▶ _Exercise brief_
Pull out every line below holding the word "text".

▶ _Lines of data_
▬▬▬▬▬▬▬▬▬▬

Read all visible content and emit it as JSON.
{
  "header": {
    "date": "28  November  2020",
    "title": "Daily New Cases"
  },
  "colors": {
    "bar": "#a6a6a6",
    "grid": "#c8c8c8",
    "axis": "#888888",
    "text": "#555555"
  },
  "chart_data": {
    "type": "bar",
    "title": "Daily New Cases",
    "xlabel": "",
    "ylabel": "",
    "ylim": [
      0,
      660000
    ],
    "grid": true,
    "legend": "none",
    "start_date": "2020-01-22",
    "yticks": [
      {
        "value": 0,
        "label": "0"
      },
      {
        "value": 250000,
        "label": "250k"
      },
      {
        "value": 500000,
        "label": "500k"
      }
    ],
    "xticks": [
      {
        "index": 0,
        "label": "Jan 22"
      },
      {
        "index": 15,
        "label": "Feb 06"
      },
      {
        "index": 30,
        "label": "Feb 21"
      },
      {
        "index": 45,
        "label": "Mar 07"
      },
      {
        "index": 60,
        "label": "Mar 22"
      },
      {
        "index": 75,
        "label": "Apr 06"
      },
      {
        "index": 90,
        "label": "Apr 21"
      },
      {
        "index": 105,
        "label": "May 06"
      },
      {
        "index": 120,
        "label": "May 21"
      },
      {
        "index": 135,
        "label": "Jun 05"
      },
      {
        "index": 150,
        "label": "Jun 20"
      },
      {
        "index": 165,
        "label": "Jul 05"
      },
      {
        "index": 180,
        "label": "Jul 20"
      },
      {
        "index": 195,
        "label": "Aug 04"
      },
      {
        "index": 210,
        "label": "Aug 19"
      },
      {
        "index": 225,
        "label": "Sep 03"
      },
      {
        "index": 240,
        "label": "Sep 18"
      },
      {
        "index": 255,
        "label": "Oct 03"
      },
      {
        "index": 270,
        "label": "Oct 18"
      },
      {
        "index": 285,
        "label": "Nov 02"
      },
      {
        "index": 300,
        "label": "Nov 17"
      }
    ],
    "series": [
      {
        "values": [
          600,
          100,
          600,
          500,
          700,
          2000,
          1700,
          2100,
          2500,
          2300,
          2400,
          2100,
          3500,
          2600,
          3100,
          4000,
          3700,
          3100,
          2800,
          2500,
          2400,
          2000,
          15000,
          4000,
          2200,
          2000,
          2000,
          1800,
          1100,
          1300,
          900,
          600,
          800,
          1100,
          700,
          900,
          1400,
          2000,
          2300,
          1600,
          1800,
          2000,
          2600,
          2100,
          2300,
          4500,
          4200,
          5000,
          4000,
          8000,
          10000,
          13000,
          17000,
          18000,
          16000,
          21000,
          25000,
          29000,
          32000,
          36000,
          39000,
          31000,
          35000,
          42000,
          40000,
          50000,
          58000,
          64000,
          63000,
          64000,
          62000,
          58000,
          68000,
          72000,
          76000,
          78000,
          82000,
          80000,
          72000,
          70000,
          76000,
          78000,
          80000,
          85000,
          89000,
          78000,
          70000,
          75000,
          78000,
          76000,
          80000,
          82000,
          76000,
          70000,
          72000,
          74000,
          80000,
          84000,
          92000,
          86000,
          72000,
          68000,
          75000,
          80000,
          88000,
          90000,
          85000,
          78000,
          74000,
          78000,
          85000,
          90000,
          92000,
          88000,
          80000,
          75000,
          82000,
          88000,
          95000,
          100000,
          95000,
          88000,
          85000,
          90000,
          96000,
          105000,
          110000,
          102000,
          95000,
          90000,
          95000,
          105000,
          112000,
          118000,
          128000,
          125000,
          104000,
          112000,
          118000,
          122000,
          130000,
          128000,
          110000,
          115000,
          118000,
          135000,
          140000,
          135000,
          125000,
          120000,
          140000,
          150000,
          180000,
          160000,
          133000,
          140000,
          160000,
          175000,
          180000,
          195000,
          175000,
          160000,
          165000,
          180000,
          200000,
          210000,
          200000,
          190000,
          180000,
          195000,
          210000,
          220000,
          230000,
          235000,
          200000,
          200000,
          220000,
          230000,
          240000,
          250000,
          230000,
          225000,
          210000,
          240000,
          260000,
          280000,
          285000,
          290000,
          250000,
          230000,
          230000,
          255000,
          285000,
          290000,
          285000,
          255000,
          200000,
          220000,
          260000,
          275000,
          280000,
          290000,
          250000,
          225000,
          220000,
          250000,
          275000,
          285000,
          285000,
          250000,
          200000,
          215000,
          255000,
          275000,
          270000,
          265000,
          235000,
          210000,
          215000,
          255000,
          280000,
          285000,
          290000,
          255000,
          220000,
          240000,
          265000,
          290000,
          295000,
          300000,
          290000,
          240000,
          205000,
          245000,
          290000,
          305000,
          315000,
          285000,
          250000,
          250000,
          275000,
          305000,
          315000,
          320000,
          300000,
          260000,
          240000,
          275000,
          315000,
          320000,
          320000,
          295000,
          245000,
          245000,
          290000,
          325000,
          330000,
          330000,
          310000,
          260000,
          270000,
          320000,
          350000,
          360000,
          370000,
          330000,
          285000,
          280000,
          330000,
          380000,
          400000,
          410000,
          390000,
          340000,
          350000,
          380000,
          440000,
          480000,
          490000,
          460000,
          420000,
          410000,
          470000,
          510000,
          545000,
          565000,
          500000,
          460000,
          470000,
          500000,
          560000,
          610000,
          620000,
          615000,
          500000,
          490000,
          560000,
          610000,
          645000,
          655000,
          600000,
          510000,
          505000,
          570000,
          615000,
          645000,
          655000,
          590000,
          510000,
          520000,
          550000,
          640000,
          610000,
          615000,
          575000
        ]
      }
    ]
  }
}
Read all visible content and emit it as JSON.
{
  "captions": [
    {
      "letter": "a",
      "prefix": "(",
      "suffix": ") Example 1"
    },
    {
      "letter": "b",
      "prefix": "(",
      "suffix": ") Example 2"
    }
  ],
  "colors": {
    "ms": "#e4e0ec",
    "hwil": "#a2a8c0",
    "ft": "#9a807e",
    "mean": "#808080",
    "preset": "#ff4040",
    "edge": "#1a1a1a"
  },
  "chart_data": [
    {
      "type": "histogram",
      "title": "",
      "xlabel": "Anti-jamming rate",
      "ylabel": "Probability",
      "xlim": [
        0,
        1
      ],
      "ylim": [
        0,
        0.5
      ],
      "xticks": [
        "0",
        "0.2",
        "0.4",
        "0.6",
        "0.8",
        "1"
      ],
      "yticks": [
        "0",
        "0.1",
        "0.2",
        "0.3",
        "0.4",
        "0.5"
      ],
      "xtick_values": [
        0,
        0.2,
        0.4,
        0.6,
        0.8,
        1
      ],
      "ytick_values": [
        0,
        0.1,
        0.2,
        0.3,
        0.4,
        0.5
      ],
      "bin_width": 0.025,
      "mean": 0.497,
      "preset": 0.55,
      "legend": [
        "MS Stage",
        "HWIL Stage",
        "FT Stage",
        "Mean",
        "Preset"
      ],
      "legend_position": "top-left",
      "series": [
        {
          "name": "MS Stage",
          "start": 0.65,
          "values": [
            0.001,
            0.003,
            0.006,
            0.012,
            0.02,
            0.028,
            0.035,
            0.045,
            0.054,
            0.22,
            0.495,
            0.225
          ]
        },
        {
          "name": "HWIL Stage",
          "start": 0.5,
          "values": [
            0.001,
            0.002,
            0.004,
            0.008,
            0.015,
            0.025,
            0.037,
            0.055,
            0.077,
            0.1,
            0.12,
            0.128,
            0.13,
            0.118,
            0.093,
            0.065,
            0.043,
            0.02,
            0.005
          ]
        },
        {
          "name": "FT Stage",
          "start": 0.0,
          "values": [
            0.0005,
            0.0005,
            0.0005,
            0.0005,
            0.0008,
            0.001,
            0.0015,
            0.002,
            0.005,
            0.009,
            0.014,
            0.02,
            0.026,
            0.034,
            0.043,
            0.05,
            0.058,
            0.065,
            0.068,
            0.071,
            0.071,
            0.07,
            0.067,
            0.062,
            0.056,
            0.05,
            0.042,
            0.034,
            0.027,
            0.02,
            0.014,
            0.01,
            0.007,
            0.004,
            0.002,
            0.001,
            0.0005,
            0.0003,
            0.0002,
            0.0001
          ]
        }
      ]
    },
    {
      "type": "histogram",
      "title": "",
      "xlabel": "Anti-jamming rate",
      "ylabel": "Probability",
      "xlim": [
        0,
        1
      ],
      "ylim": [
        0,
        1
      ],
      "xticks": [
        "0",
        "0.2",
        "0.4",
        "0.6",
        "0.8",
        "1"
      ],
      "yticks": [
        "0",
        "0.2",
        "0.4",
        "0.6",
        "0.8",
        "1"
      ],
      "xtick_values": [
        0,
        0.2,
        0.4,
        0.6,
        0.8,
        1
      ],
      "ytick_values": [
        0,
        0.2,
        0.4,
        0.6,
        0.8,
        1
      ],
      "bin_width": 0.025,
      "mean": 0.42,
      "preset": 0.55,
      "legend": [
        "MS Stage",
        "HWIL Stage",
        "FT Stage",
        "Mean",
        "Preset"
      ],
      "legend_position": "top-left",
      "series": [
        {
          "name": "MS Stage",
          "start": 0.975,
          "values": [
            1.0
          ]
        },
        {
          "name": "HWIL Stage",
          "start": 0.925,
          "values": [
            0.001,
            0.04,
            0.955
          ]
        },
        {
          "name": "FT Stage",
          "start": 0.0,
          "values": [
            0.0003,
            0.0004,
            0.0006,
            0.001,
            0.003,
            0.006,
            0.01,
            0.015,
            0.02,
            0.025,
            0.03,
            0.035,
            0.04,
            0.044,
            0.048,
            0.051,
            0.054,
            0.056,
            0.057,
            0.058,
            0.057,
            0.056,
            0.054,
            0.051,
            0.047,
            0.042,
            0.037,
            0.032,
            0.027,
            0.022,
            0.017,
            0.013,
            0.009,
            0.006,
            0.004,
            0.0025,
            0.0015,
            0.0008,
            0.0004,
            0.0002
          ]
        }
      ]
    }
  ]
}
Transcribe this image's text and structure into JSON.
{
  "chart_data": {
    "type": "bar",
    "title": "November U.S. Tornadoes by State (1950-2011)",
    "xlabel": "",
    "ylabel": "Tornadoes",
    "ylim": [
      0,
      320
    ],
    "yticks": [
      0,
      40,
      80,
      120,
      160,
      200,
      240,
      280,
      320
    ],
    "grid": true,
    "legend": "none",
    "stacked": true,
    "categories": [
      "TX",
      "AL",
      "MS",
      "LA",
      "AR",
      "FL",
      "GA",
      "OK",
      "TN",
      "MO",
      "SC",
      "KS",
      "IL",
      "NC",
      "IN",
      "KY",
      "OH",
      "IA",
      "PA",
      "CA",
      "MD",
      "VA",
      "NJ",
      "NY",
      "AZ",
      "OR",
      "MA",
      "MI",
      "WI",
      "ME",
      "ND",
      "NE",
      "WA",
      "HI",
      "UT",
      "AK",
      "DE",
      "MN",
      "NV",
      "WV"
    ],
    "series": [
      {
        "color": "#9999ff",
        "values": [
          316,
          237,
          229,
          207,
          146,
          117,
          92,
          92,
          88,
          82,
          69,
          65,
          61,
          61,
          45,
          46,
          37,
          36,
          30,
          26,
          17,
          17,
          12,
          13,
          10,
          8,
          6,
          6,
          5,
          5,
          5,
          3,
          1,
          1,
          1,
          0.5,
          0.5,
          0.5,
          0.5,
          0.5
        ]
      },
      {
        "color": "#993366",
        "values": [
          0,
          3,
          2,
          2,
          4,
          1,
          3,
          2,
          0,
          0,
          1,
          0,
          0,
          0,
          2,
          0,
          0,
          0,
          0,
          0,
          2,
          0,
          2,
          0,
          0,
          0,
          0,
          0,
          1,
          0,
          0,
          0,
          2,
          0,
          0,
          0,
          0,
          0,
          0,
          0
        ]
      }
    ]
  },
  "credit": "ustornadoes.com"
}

▬▬▬▬▬▬▬▬▬▬

▶ _Response_
    "text": "#555555"
Transcribe this image's text and structure into JSON.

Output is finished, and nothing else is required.